Records from a data collection:
= = = =
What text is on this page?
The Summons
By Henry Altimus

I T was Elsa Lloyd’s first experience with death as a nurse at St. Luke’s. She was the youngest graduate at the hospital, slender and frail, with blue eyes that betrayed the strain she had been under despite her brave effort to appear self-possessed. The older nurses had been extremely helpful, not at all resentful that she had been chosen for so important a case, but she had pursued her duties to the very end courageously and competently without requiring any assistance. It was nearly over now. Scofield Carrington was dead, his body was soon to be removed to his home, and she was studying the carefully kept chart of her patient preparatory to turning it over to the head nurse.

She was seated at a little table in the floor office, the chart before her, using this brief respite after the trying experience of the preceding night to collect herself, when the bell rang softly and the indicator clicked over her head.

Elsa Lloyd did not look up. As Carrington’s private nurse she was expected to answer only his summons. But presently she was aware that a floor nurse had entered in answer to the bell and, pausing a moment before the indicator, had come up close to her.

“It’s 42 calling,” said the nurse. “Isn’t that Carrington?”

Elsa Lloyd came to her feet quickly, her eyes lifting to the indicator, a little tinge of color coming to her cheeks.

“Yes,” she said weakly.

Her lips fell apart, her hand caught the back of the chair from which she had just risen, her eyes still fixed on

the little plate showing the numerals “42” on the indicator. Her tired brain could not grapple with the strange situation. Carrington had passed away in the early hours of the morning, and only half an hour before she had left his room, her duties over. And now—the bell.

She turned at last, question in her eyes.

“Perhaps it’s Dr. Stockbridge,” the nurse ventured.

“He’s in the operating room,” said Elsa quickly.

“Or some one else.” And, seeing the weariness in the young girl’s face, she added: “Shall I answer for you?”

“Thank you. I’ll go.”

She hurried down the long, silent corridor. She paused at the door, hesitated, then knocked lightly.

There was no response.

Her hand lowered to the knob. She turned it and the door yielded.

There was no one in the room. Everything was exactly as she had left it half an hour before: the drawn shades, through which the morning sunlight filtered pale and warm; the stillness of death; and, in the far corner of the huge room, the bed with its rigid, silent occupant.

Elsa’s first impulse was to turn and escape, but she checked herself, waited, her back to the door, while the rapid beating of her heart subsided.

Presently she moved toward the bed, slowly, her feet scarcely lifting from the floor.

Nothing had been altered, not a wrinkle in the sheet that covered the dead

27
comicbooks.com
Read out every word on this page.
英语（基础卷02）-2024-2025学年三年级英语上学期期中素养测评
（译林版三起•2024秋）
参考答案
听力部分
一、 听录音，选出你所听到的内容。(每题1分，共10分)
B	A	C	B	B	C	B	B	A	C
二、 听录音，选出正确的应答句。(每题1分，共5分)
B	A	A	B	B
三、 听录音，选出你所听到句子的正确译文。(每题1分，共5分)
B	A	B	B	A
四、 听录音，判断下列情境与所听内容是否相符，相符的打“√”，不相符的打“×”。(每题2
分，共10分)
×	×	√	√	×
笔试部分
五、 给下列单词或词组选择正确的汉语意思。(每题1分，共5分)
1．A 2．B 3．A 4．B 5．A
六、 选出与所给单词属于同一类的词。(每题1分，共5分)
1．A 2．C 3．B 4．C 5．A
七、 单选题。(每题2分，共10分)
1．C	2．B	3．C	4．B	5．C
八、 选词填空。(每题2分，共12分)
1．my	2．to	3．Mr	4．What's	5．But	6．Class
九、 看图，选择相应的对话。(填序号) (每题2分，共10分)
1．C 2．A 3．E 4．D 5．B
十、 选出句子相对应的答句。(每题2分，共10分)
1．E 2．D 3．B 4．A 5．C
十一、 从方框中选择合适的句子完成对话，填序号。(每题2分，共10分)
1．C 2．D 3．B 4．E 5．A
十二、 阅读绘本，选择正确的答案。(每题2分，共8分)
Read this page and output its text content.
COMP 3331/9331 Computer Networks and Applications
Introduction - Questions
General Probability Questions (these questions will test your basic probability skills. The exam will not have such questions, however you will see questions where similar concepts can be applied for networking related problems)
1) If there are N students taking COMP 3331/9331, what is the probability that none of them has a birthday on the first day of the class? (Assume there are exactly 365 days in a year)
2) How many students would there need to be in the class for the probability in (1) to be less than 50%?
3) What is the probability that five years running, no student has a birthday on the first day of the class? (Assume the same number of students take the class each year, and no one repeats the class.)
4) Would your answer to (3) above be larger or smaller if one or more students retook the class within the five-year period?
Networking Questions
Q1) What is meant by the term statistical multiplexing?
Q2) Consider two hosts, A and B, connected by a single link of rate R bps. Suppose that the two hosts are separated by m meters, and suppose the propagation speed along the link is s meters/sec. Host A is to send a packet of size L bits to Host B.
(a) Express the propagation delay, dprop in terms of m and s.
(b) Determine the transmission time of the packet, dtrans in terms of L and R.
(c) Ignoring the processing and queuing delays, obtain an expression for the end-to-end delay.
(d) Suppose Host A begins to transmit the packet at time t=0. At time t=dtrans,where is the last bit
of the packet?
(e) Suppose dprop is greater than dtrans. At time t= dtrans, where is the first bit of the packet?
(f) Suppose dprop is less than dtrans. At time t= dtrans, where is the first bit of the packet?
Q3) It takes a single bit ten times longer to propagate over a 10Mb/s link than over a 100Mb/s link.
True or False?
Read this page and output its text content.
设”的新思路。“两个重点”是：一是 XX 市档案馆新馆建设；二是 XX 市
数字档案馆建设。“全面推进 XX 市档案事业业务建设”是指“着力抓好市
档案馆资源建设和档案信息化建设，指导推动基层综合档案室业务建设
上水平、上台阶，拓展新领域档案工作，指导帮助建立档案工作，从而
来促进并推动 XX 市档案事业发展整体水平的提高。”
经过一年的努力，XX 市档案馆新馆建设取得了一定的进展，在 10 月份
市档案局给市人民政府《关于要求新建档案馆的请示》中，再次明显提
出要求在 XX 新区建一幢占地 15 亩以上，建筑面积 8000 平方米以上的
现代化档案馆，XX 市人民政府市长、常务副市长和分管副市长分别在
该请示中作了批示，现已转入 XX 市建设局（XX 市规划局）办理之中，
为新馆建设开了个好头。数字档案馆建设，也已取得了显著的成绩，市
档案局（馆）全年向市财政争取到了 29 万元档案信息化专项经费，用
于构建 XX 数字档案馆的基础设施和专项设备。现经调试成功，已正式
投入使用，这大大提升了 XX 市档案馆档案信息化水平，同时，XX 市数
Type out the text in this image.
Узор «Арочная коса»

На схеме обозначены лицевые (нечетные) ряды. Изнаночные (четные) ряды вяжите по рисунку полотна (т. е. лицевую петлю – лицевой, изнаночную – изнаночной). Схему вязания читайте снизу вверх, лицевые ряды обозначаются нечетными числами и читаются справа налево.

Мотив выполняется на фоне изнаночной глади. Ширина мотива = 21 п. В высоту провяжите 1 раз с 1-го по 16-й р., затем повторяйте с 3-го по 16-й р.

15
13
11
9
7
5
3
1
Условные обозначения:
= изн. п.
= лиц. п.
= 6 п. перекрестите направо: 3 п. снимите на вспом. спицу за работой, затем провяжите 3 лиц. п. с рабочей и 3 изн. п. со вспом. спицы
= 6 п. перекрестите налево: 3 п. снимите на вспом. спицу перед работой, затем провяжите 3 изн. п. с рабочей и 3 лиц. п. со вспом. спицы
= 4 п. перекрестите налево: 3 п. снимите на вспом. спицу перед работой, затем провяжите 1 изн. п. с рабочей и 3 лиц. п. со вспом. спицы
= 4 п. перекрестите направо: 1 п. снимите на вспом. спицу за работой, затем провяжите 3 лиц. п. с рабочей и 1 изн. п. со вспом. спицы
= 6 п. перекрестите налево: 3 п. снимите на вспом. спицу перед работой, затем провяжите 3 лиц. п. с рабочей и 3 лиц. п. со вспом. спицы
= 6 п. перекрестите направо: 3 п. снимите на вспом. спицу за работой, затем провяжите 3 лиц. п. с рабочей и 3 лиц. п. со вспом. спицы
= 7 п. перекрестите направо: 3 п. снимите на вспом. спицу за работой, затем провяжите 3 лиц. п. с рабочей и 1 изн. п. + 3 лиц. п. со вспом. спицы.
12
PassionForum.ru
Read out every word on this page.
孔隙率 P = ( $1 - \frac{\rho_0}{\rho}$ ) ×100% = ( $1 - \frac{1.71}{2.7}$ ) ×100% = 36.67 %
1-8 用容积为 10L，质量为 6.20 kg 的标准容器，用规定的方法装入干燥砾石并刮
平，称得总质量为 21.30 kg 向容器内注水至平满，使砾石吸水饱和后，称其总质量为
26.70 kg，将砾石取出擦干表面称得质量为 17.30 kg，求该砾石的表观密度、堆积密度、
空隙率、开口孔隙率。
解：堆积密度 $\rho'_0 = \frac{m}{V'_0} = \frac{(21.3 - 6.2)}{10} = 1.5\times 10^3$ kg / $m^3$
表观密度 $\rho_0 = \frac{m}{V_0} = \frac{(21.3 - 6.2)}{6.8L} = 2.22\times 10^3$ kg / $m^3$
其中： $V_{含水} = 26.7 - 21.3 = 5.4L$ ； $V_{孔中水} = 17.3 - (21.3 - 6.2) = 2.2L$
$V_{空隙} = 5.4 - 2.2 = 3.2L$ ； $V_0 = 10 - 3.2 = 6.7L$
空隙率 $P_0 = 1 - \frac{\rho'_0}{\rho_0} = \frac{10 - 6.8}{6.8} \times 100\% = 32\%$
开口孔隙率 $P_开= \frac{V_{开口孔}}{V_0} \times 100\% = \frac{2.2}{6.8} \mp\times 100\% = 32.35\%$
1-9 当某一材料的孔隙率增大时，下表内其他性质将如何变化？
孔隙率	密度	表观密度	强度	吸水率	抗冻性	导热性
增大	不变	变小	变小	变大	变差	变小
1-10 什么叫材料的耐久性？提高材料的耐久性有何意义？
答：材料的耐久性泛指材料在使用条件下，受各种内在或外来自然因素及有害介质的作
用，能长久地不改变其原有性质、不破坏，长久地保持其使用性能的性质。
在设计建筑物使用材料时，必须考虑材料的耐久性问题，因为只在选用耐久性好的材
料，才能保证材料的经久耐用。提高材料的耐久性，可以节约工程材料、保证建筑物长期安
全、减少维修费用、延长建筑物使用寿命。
= = = =
In the entries above, how many lines contain the word "birthday"? Answer with the number only.

2